## Task input
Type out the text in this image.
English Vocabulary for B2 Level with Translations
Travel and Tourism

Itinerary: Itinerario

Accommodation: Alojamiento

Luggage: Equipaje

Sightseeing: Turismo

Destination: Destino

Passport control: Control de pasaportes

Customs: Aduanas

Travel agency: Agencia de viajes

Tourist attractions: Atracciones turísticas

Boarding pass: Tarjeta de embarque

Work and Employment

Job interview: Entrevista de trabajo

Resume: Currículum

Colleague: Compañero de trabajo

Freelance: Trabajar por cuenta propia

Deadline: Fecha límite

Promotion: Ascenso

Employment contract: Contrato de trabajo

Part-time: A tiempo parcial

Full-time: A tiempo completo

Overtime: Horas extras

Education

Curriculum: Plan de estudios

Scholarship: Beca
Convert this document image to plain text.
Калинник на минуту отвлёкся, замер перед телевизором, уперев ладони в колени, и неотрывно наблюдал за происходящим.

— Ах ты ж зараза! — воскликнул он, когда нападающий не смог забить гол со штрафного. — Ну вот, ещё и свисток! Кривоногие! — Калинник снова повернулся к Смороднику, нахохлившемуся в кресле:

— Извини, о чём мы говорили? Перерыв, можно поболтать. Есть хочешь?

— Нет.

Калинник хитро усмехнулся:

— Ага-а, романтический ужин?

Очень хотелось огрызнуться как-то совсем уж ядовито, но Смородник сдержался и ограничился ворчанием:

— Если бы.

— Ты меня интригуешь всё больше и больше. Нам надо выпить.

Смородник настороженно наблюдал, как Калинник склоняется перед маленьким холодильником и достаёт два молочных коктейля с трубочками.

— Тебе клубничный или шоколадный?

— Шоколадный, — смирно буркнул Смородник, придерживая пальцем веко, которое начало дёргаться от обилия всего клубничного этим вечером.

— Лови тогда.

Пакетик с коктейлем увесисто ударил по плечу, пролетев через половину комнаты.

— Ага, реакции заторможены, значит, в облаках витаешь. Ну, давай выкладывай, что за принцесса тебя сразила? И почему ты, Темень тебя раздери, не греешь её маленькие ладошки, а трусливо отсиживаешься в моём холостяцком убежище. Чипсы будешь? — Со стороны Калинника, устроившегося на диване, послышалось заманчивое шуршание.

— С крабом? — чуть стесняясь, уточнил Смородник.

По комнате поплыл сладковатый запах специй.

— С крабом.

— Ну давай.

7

## Task instructions
Among the entries above, how many lines hold the string "перед"? Respond with nothing but the number.

## Answer for the task
2